Problem to solve>
Output each line exactly as it appears, skipping any embedded picture.

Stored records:
▼▼▼
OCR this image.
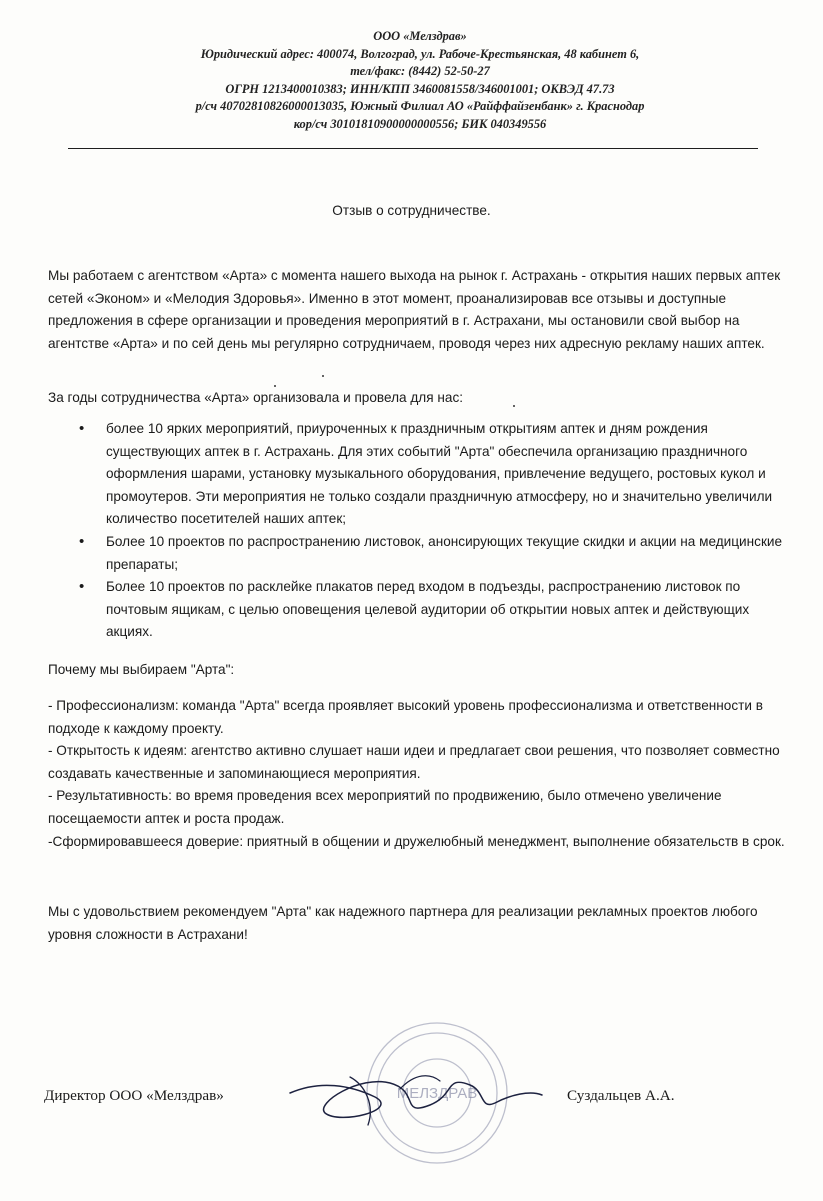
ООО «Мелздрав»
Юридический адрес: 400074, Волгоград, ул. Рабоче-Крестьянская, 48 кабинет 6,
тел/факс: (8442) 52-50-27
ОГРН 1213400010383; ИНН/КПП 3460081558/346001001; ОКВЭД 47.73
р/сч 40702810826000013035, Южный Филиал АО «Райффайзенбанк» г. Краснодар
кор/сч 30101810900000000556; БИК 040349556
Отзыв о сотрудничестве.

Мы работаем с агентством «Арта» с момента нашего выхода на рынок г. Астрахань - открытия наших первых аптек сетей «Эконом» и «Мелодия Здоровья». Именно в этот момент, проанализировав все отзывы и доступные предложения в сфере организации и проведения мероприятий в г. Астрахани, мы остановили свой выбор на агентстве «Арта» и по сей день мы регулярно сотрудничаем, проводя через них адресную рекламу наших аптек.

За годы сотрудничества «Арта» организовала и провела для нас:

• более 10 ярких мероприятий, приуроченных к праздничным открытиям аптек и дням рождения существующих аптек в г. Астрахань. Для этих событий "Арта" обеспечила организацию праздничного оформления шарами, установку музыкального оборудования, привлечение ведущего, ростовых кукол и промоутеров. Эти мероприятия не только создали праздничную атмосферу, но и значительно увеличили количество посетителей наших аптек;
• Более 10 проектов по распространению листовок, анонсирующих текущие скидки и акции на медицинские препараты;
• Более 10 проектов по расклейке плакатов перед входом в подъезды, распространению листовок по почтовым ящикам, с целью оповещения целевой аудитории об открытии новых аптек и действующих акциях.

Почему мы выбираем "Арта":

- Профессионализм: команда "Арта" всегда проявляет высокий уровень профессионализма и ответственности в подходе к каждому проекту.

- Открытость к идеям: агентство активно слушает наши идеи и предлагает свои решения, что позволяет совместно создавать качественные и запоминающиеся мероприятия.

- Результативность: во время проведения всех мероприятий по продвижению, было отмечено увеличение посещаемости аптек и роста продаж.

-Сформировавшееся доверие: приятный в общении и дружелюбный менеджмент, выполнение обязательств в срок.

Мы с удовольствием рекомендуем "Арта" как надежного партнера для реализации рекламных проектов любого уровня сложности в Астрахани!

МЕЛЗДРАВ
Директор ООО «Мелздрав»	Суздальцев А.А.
▲▲▲
Answer to this exercise>
OCR this image.
ООО «Мелздрав»
Юридический адрес: 400074, Волгоград, ул. Рабоче-Крестьянская, 48 кабинет 6,
тел/факс: (8442) 52-50-27
ОГРН 1213400010383; ИНН/КПП 3460081558/346001001; ОКВЭД 47.73
р/сч 40702810826000013035, Южный Филиал АО «Райффайзенбанк» г. Краснодар
кор/сч 30101810900000000556; БИК 040349556
Отзыв о сотрудничестве.

Мы работаем с агентством «Арта» с момента нашего выхода на рынок г. Астрахань - открытия наших первых аптек сетей «Эконом» и «Мелодия Здоровья». Именно в этот момент, проанализировав все отзывы и доступные предложения в сфере организации и проведения мероприятий в г. Астрахани, мы остановили свой выбор на агентстве «Арта» и по сей день мы регулярно сотрудничаем, проводя через них адресную рекламу наших аптек.

За годы сотрудничества «Арта» организовала и провела для нас:

• более 10 ярких мероприятий, приуроченных к праздничным открытиям аптек и дням рождения существующих аптек в г. Астрахань. Для этих событий "Арта" обеспечила организацию праздничного оформления шарами, установку музыкального оборудования, привлечение ведущего, ростовых кукол и промоутеров. Эти мероприятия не только создали праздничную атмосферу, но и значительно увеличили количество посетителей наших аптек;
• Более 10 проектов по распространению листовок, анонсирующих текущие скидки и акции на медицинские препараты;
• Более 10 проектов по расклейке плакатов перед входом в подъезды, распространению листовок по почтовым ящикам, с целью оповещения целевой аудитории об открытии новых аптек и действующих акциях.

Почему мы выбираем "Арта":

- Профессионализм: команда "Арта" всегда проявляет высокий уровень профессионализма и ответственности в подходе к каждому проекту.

- Открытость к идеям: агентство активно слушает наши идеи и предлагает свои решения, что позволяет совместно создавать качественные и запоминающиеся мероприятия.

- Результативность: во время проведения всех мероприятий по продвижению, было отмечено увеличение посещаемости аптек и роста продаж.

-Сформировавшееся доверие: приятный в общении и дружелюбный менеджмент, выполнение обязательств в срок.

Мы с удовольствием рекомендуем "Арта" как надежного партнера для реализации рекламных проектов любого уровня сложности в Астрахани!

МЕЛЗДРАВ
Директор ООО «Мелздрав»	Суздальцев А.А.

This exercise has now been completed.